Start of GIVEN DATA

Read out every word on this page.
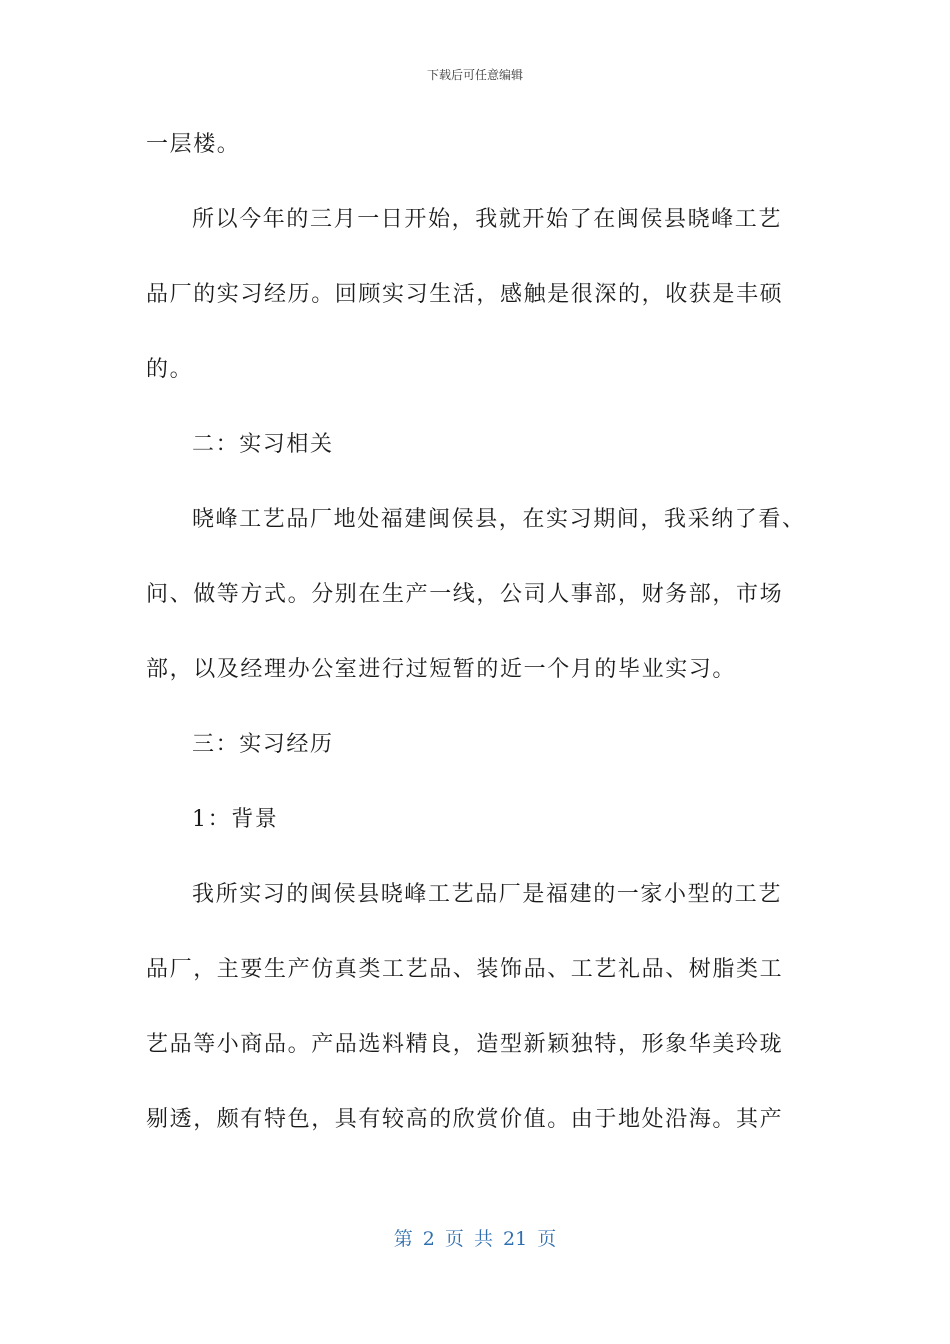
下载后可任意编辑
一层楼。
所以今年的三月一日开始，我就开始了在闽侯县晓峰工艺
品厂的实习经历。回顾实习生活，感触是很深的，收获是丰硕
的。
二：实习相关
晓峰工艺品厂地处福建闽侯县，在实习期间，我采纳了看、
问、做等方式。分别在生产一线，公司人事部，财务部，市场
部，以及经理办公室进行过短暂的近一个月的毕业实习。
三：实习经历
1：背景
我所实习的闽侯县晓峰工艺品厂是福建的一家小型的工艺
品厂，主要生产仿真类工艺品、装饰品、工艺礼品、树脂类工
艺品等小商品。产品选料精良，造型新颖独特，形象华美玲珑
剔透，颇有特色，具有较高的欣赏价值。由于地处沿海。其产
第 2 页 共 21 页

End of GIVEN DATA

INSTRUCTION:
Write out all the entries word for word, but skip any images.

WRITTEN SOLUTION:
Read out every word on this page.
下载后可任意编辑
一层楼。
所以今年的三月一日开始，我就开始了在闽侯县晓峰工艺
品厂的实习经历。回顾实习生活，感触是很深的，收获是丰硕
的。
二：实习相关
晓峰工艺品厂地处福建闽侯县，在实习期间，我采纳了看、
问、做等方式。分别在生产一线，公司人事部，财务部，市场
部，以及经理办公室进行过短暂的近一个月的毕业实习。
三：实习经历
1：背景
我所实习的闽侯县晓峰工艺品厂是福建的一家小型的工艺
品厂，主要生产仿真类工艺品、装饰品、工艺礼品、树脂类工
艺品等小商品。产品选料精良，造型新颖独特，形象华美玲珑
剔透，颇有特色，具有较高的欣赏价值。由于地处沿海。其产
第 2 页 共 21 页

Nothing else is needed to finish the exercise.